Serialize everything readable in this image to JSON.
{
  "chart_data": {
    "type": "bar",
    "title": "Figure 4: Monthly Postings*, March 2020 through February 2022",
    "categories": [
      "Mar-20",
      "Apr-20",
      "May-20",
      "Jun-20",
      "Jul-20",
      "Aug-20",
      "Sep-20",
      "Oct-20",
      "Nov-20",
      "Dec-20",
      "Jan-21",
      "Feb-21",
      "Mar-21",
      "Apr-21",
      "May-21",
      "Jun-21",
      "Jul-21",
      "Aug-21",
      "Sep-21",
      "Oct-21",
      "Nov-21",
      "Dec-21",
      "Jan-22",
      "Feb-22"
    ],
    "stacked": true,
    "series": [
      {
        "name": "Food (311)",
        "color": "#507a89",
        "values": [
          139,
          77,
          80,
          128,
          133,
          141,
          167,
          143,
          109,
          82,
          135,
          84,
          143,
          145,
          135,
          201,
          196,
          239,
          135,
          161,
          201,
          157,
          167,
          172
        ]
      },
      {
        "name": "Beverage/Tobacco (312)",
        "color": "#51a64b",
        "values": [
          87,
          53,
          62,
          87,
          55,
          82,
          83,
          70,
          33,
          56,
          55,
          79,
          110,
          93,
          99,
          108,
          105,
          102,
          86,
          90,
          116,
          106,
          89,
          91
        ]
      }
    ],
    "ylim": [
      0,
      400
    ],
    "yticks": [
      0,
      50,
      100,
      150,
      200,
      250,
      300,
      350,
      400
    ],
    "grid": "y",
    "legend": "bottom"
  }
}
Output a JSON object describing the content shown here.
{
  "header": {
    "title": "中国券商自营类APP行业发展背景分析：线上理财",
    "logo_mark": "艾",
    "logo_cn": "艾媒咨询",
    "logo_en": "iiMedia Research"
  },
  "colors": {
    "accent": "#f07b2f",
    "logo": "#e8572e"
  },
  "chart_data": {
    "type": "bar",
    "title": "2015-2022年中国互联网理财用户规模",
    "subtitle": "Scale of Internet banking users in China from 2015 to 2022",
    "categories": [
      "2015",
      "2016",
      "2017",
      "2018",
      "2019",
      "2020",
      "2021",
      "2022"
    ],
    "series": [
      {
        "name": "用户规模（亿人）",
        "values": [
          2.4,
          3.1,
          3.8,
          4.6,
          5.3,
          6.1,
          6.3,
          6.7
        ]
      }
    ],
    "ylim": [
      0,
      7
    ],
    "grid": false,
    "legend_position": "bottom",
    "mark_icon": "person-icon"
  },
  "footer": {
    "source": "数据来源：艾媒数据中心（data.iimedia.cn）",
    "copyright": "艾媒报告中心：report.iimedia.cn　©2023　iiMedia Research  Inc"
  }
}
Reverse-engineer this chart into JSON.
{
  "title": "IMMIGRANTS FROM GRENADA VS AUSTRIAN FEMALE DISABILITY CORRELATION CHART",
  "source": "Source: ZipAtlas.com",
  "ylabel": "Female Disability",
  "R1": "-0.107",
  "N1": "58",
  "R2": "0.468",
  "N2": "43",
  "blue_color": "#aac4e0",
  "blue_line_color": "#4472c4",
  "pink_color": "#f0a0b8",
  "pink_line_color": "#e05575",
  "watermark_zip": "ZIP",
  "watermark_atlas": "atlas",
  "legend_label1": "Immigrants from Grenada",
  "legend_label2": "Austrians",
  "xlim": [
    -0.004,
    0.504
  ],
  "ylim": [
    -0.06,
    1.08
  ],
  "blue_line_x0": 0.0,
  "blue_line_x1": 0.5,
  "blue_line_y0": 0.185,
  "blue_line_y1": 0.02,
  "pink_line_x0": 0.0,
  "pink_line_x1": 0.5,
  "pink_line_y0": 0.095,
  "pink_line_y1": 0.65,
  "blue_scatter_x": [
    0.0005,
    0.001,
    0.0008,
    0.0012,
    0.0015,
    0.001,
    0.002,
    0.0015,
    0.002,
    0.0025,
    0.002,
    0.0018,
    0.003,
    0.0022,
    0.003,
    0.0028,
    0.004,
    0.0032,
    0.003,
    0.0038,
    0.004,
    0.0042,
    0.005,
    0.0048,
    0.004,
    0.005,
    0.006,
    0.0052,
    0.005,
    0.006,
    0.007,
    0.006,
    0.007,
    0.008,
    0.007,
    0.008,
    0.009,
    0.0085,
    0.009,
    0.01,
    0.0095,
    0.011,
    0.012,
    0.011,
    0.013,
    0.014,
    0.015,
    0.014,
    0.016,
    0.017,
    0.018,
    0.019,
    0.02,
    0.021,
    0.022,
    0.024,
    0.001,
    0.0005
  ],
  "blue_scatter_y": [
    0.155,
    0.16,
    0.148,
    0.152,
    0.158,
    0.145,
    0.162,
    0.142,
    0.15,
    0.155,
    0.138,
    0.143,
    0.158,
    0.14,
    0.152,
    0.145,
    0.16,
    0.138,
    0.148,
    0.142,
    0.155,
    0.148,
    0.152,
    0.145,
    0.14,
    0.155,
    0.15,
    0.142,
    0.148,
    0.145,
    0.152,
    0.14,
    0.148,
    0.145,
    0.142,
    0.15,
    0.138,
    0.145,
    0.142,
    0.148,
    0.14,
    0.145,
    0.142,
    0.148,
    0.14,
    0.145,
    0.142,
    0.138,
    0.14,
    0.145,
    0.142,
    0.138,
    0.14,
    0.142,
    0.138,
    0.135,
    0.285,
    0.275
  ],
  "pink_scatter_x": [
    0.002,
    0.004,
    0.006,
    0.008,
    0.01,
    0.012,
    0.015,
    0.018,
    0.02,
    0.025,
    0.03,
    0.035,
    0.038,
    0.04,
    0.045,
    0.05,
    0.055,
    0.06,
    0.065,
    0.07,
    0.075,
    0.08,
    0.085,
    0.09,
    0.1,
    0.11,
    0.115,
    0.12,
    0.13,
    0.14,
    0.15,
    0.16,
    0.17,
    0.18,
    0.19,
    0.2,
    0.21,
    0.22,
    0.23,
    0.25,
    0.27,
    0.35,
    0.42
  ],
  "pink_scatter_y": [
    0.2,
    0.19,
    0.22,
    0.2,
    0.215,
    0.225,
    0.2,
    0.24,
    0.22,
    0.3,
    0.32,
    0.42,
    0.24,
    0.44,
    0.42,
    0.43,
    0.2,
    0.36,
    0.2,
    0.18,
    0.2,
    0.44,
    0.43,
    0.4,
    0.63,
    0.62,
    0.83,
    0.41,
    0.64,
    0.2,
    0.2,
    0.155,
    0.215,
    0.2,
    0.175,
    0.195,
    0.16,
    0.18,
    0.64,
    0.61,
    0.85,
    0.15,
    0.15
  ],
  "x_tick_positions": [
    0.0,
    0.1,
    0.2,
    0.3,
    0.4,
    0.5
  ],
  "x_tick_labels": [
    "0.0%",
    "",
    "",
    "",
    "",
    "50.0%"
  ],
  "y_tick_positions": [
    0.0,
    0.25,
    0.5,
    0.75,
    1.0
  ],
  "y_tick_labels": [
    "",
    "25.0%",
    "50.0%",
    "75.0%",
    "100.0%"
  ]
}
★ ★ ★ ★ ★ ★ ★
Return each entry from the material above exactly as it appears.

### TASK RESPONSE
Serialize everything readable in this image to JSON.
{
  "chart_data": {
    "type": "bar",
    "title": "Figure 4: Monthly Postings*, March 2020 through February 2022",
    "categories": [
      "Mar-20",
      "Apr-20",
      "May-20",
      "Jun-20",
      "Jul-20",
      "Aug-20",
      "Sep-20",
      "Oct-20",
      "Nov-20",
      "Dec-20",
      "Jan-21",
      "Feb-21",
      "Mar-21",
      "Apr-21",
      "May-21",
      "Jun-21",
      "Jul-21",
      "Aug-21",
      "Sep-21",
      "Oct-21",
      "Nov-21",
      "Dec-21",
      "Jan-22",
      "Feb-22"
    ],
    "stacked": true,
    "series": [
      {
        "name": "Food (311)",
        "color": "#507a89",
        "values": [
          139,
          77,
          80,
          128,
          133,
          141,
          167,
          143,
          109,
          82,
          135,
          84,
          143,
          145,
          135,
          201,
          196,
          239,
          135,
          161,
          201,
          157,
          167,
          172
        ]
      },
      {
        "name": "Beverage/Tobacco (312)",
        "color": "#51a64b",
        "values": [
          87,
          53,
          62,
          87,
          55,
          82,
          83,
          70,
          33,
          56,
          55,
          79,
          110,
          93,
          99,
          108,
          105,
          102,
          86,
          90,
          116,
          106,
          89,
          91
        ]
      }
    ],
    "ylim": [
      0,
      400
    ],
    "yticks": [
      0,
      50,
      100,
      150,
      200,
      250,
      300,
      350,
      400
    ],
    "grid": "y",
    "legend": "bottom"
  }
}
Output a JSON object describing the content shown here.
{
  "header": {
    "title": "中国券商自营类APP行业发展背景分析：线上理财",
    "logo_mark": "艾",
    "logo_cn": "艾媒咨询",
    "logo_en": "iiMedia Research"
  },
  "colors": {
    "accent": "#f07b2f",
    "logo": "#e8572e"
  },
  "chart_data": {
    "type": "bar",
    "title": "2015-2022年中国互联网理财用户规模",
    "subtitle": "Scale of Internet banking users in China from 2015 to 2022",
    "categories": [
      "2015",
      "2016",
      "2017",
      "2018",
      "2019",
      "2020",
      "2021",
      "2022"
    ],
    "series": [
      {
        "name": "用户规模（亿人）",
        "values": [
          2.4,
          3.1,
          3.8,
          4.6,
          5.3,
          6.1,
          6.3,
          6.7
        ]
      }
    ],
    "ylim": [
      0,
      7
    ],
    "grid": false,
    "legend_position": "bottom",
    "mark_icon": "person-icon"
  },
  "footer": {
    "source": "数据来源：艾媒数据中心（data.iimedia.cn）",
    "copyright": "艾媒报告中心：report.iimedia.cn　©2023　iiMedia Research  Inc"
  }
}
Reverse-engineer this chart into JSON.
{
  "title": "IMMIGRANTS FROM GRENADA VS AUSTRIAN FEMALE DISABILITY CORRELATION CHART",
  "source": "Source: ZipAtlas.com",
  "ylabel": "Female Disability",
  "R1": "-0.107",
  "N1": "58",
  "R2": "0.468",
  "N2": "43",
  "blue_color": "#aac4e0",
  "blue_line_color": "#4472c4",
  "pink_color": "#f0a0b8",
  "pink_line_color": "#e05575",
  "watermark_zip": "ZIP",
  "watermark_atlas": "atlas",
  "legend_label1": "Immigrants from Grenada",
  "legend_label2": "Austrians",
  "xlim": [
    -0.004,
    0.504
  ],
  "ylim": [
    -0.06,
    1.08
  ],
  "blue_line_x0": 0.0,
  "blue_line_x1": 0.5,
  "blue_line_y0": 0.185,
  "blue_line_y1": 0.02,
  "pink_line_x0": 0.0,
  "pink_line_x1": 0.5,
  "pink_line_y0": 0.095,
  "pink_line_y1": 0.65,
  "blue_scatter_x": [
    0.0005,
    0.001,
    0.0008,
    0.0012,
    0.0015,
    0.001,
    0.002,
    0.0015,
    0.002,
    0.0025,
    0.002,
    0.0018,
    0.003,
    0.0022,
    0.003,
    0.0028,
    0.004,
    0.0032,
    0.003,
    0.0038,
    0.004,
    0.0042,
    0.005,
    0.0048,
    0.004,
    0.005,
    0.006,
    0.0052,
    0.005,
    0.006,
    0.007,
    0.006,
    0.007,
    0.008,
    0.007,
    0.008,
    0.009,
    0.0085,
    0.009,
    0.01,
    0.0095,
    0.011,
    0.012,
    0.011,
    0.013,
    0.014,
    0.015,
    0.014,
    0.016,
    0.017,
    0.018,
    0.019,
    0.02,
    0.021,
    0.022,
    0.024,
    0.001,
    0.0005
  ],
  "blue_scatter_y": [
    0.155,
    0.16,
    0.148,
    0.152,
    0.158,
    0.145,
    0.162,
    0.142,
    0.15,
    0.155,
    0.138,
    0.143,
    0.158,
    0.14,
    0.152,
    0.145,
    0.16,
    0.138,
    0.148,
    0.142,
    0.155,
    0.148,
    0.152,
    0.145,
    0.14,
    0.155,
    0.15,
    0.142,
    0.148,
    0.145,
    0.152,
    0.14,
    0.148,
    0.145,
    0.142,
    0.15,
    0.138,
    0.145,
    0.142,
    0.148,
    0.14,
    0.145,
    0.142,
    0.148,
    0.14,
    0.145,
    0.142,
    0.138,
    0.14,
    0.145,
    0.142,
    0.138,
    0.14,
    0.142,
    0.138,
    0.135,
    0.285,
    0.275
  ],
  "pink_scatter_x": [
    0.002,
    0.004,
    0.006,
    0.008,
    0.01,
    0.012,
    0.015,
    0.018,
    0.02,
    0.025,
    0.03,
    0.035,
    0.038,
    0.04,
    0.045,
    0.05,
    0.055,
    0.06,
    0.065,
    0.07,
    0.075,
    0.08,
    0.085,
    0.09,
    0.1,
    0.11,
    0.115,
    0.12,
    0.13,
    0.14,
    0.15,
    0.16,
    0.17,
    0.18,
    0.19,
    0.2,
    0.21,
    0.22,
    0.23,
    0.25,
    0.27,
    0.35,
    0.42
  ],
  "pink_scatter_y": [
    0.2,
    0.19,
    0.22,
    0.2,
    0.215,
    0.225,
    0.2,
    0.24,
    0.22,
    0.3,
    0.32,
    0.42,
    0.24,
    0.44,
    0.42,
    0.43,
    0.2,
    0.36,
    0.2,
    0.18,
    0.2,
    0.44,
    0.43,
    0.4,
    0.63,
    0.62,
    0.83,
    0.41,
    0.64,
    0.2,
    0.2,
    0.155,
    0.215,
    0.2,
    0.175,
    0.195,
    0.16,
    0.18,
    0.64,
    0.61,
    0.85,
    0.15,
    0.15
  ],
  "x_tick_positions": [
    0.0,
    0.1,
    0.2,
    0.3,
    0.4,
    0.5
  ],
  "x_tick_labels": [
    "0.0%",
    "",
    "",
    "",
    "",
    "50.0%"
  ],
  "y_tick_positions": [
    0.0,
    0.25,
    0.5,
    0.75,
    1.0
  ],
  "y_tick_labels": [
    "",
    "25.0%",
    "50.0%",
    "75.0%",
    "100.0%"
  ]
}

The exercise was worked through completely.